Figure collection entries
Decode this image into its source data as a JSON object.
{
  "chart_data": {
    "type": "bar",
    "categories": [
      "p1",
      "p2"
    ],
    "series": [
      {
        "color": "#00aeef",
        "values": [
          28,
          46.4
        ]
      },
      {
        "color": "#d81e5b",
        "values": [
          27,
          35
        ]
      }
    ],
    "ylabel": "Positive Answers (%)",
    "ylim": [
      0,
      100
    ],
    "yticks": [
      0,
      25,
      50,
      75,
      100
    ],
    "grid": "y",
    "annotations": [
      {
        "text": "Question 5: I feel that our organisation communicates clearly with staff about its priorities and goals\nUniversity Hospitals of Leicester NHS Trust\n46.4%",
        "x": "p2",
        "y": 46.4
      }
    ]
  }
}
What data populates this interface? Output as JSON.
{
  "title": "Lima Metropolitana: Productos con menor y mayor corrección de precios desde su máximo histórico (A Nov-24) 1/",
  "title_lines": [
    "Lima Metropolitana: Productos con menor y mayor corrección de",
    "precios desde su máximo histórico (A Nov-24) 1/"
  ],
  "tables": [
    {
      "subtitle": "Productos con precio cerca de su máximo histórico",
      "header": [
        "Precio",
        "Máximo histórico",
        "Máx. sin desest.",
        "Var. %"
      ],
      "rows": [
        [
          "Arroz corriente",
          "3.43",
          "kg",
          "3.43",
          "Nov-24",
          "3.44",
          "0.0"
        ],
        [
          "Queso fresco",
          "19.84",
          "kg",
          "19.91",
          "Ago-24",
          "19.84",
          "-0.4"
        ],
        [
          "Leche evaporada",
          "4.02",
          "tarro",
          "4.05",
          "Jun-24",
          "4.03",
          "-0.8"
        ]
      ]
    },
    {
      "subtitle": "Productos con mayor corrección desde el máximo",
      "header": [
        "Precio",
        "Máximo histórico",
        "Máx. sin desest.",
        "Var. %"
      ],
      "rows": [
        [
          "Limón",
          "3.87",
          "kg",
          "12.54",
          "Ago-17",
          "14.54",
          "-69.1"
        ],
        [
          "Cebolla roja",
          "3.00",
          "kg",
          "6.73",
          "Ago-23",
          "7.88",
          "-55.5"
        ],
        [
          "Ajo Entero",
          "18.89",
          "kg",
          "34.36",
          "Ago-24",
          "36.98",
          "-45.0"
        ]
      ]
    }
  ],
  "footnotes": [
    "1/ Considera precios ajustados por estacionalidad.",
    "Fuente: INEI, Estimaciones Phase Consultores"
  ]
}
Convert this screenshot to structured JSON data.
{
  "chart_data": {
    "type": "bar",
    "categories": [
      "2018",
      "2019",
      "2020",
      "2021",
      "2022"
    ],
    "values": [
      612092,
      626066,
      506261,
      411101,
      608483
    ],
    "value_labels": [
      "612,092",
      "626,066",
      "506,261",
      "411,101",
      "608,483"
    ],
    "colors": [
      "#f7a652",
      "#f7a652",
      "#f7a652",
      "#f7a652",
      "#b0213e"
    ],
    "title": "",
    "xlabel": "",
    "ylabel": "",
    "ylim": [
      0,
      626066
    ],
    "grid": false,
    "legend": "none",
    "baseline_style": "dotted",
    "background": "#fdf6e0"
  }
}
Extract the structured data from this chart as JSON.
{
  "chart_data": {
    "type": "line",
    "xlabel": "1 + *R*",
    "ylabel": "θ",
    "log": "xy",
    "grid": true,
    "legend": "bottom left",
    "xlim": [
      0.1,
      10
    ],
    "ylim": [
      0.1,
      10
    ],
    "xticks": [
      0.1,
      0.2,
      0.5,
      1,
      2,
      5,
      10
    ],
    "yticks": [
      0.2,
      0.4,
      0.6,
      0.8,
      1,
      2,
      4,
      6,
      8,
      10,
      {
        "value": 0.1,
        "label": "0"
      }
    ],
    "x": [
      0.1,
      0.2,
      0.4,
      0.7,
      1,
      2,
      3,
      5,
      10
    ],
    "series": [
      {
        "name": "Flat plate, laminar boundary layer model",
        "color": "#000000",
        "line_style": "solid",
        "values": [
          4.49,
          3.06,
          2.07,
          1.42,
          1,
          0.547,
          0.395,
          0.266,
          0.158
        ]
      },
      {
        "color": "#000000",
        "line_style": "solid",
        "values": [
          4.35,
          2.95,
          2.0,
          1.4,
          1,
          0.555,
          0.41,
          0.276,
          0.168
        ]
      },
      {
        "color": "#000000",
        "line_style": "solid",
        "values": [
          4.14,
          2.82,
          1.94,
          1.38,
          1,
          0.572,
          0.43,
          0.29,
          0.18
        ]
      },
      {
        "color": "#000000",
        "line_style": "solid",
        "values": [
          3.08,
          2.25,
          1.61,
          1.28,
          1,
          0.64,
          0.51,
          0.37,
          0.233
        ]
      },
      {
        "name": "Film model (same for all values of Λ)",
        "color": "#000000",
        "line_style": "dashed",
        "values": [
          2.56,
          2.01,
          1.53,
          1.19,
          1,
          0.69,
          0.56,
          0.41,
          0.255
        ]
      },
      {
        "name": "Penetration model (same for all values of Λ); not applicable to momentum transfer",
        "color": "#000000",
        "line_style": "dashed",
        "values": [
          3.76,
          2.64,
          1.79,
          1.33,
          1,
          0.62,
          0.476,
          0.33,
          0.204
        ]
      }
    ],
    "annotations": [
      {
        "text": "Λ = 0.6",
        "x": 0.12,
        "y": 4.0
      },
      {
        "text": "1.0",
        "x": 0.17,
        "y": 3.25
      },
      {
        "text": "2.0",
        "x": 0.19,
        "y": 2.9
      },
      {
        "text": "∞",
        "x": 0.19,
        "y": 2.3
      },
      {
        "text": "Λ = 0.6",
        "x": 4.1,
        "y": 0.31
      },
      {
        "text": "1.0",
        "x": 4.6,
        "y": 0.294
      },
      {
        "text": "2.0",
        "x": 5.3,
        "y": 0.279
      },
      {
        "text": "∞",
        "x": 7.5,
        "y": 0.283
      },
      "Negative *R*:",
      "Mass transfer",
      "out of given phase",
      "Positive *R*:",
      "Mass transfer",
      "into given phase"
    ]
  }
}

▶ **Exercise goal**: Your task is to extract all of the records exactly.

▶ **Exercise result**:
Decode this image into its source data as a JSON object.
{
  "chart_data": {
    "type": "bar",
    "categories": [
      "p1",
      "p2"
    ],
    "series": [
      {
        "color": "#00aeef",
        "values": [
          28,
          46.4
        ]
      },
      {
        "color": "#d81e5b",
        "values": [
          27,
          35
        ]
      }
    ],
    "ylabel": "Positive Answers (%)",
    "ylim": [
      0,
      100
    ],
    "yticks": [
      0,
      25,
      50,
      75,
      100
    ],
    "grid": "y",
    "annotations": [
      {
        "text": "Question 5: I feel that our organisation communicates clearly with staff about its priorities and goals\nUniversity Hospitals of Leicester NHS Trust\n46.4%",
        "x": "p2",
        "y": 46.4
      }
    ]
  }
}
What data populates this interface? Output as JSON.
{
  "title": "Lima Metropolitana: Productos con menor y mayor corrección de precios desde su máximo histórico (A Nov-24) 1/",
  "title_lines": [
    "Lima Metropolitana: Productos con menor y mayor corrección de",
    "precios desde su máximo histórico (A Nov-24) 1/"
  ],
  "tables": [
    {
      "subtitle": "Productos con precio cerca de su máximo histórico",
      "header": [
        "Precio",
        "Máximo histórico",
        "Máx. sin desest.",
        "Var. %"
      ],
      "rows": [
        [
          "Arroz corriente",
          "3.43",
          "kg",
          "3.43",
          "Nov-24",
          "3.44",
          "0.0"
        ],
        [
          "Queso fresco",
          "19.84",
          "kg",
          "19.91",
          "Ago-24",
          "19.84",
          "-0.4"
        ],
        [
          "Leche evaporada",
          "4.02",
          "tarro",
          "4.05",
          "Jun-24",
          "4.03",
          "-0.8"
        ]
      ]
    },
    {
      "subtitle": "Productos con mayor corrección desde el máximo",
      "header": [
        "Precio",
        "Máximo histórico",
        "Máx. sin desest.",
        "Var. %"
      ],
      "rows": [
        [
          "Limón",
          "3.87",
          "kg",
          "12.54",
          "Ago-17",
          "14.54",
          "-69.1"
        ],
        [
          "Cebolla roja",
          "3.00",
          "kg",
          "6.73",
          "Ago-23",
          "7.88",
          "-55.5"
        ],
        [
          "Ajo Entero",
          "18.89",
          "kg",
          "34.36",
          "Ago-24",
          "36.98",
          "-45.0"
        ]
      ]
    }
  ],
  "footnotes": [
    "1/ Considera precios ajustados por estacionalidad.",
    "Fuente: INEI, Estimaciones Phase Consultores"
  ]
}
Convert this screenshot to structured JSON data.
{
  "chart_data": {
    "type": "bar",
    "categories": [
      "2018",
      "2019",
      "2020",
      "2021",
      "2022"
    ],
    "values": [
      612092,
      626066,
      506261,
      411101,
      608483
    ],
    "value_labels": [
      "612,092",
      "626,066",
      "506,261",
      "411,101",
      "608,483"
    ],
    "colors": [
      "#f7a652",
      "#f7a652",
      "#f7a652",
      "#f7a652",
      "#b0213e"
    ],
    "title": "",
    "xlabel": "",
    "ylabel": "",
    "ylim": [
      0,
      626066
    ],
    "grid": false,
    "legend": "none",
    "baseline_style": "dotted",
    "background": "#fdf6e0"
  }
}
Extract the structured data from this chart as JSON.
{
  "chart_data": {
    "type": "line",
    "xlabel": "1 + *R*",
    "ylabel": "θ",
    "log": "xy",
    "grid": true,
    "legend": "bottom left",
    "xlim": [
      0.1,
      10
    ],
    "ylim": [
      0.1,
      10
    ],
    "xticks": [
      0.1,
      0.2,
      0.5,
      1,
      2,
      5,
      10
    ],
    "yticks": [
      0.2,
      0.4,
      0.6,
      0.8,
      1,
      2,
      4,
      6,
      8,
      10,
      {
        "value": 0.1,
        "label": "0"
      }
    ],
    "x": [
      0.1,
      0.2,
      0.4,
      0.7,
      1,
      2,
      3,
      5,
      10
    ],
    "series": [
      {
        "name": "Flat plate, laminar boundary layer model",
        "color": "#000000",
        "line_style": "solid",
        "values": [
          4.49,
          3.06,
          2.07,
          1.42,
          1,
          0.547,
          0.395,
          0.266,
          0.158
        ]
      },
      {
        "color": "#000000",
        "line_style": "solid",
        "values": [
          4.35,
          2.95,
          2.0,
          1.4,
          1,
          0.555,
          0.41,
          0.276,
          0.168
        ]
      },
      {
        "color": "#000000",
        "line_style": "solid",
        "values": [
          4.14,
          2.82,
          1.94,
          1.38,
          1,
          0.572,
          0.43,
          0.29,
          0.18
        ]
      },
      {
        "color": "#000000",
        "line_style": "solid",
        "values": [
          3.08,
          2.25,
          1.61,
          1.28,
          1,
          0.64,
          0.51,
          0.37,
          0.233
        ]
      },
      {
        "name": "Film model (same for all values of Λ)",
        "color": "#000000",
        "line_style": "dashed",
        "values": [
          2.56,
          2.01,
          1.53,
          1.19,
          1,
          0.69,
          0.56,
          0.41,
          0.255
        ]
      },
      {
        "name": "Penetration model (same for all values of Λ); not applicable to momentum transfer",
        "color": "#000000",
        "line_style": "dashed",
        "values": [
          3.76,
          2.64,
          1.79,
          1.33,
          1,
          0.62,
          0.476,
          0.33,
          0.204
        ]
      }
    ],
    "annotations": [
      {
        "text": "Λ = 0.6",
        "x": 0.12,
        "y": 4.0
      },
      {
        "text": "1.0",
        "x": 0.17,
        "y": 3.25
      },
      {
        "text": "2.0",
        "x": 0.19,
        "y": 2.9
      },
      {
        "text": "∞",
        "x": 0.19,
        "y": 2.3
      },
      {
        "text": "Λ = 0.6",
        "x": 4.1,
        "y": 0.31
      },
      {
        "text": "1.0",
        "x": 4.6,
        "y": 0.294
      },
      {
        "text": "2.0",
        "x": 5.3,
        "y": 0.279
      },
      {
        "text": "∞",
        "x": 7.5,
        "y": 0.283
      },
      "Negative *R*:",
      "Mass transfer",
      "out of given phase",
      "Positive *R*:",
      "Mass transfer",
      "into given phase"
    ]
  }
}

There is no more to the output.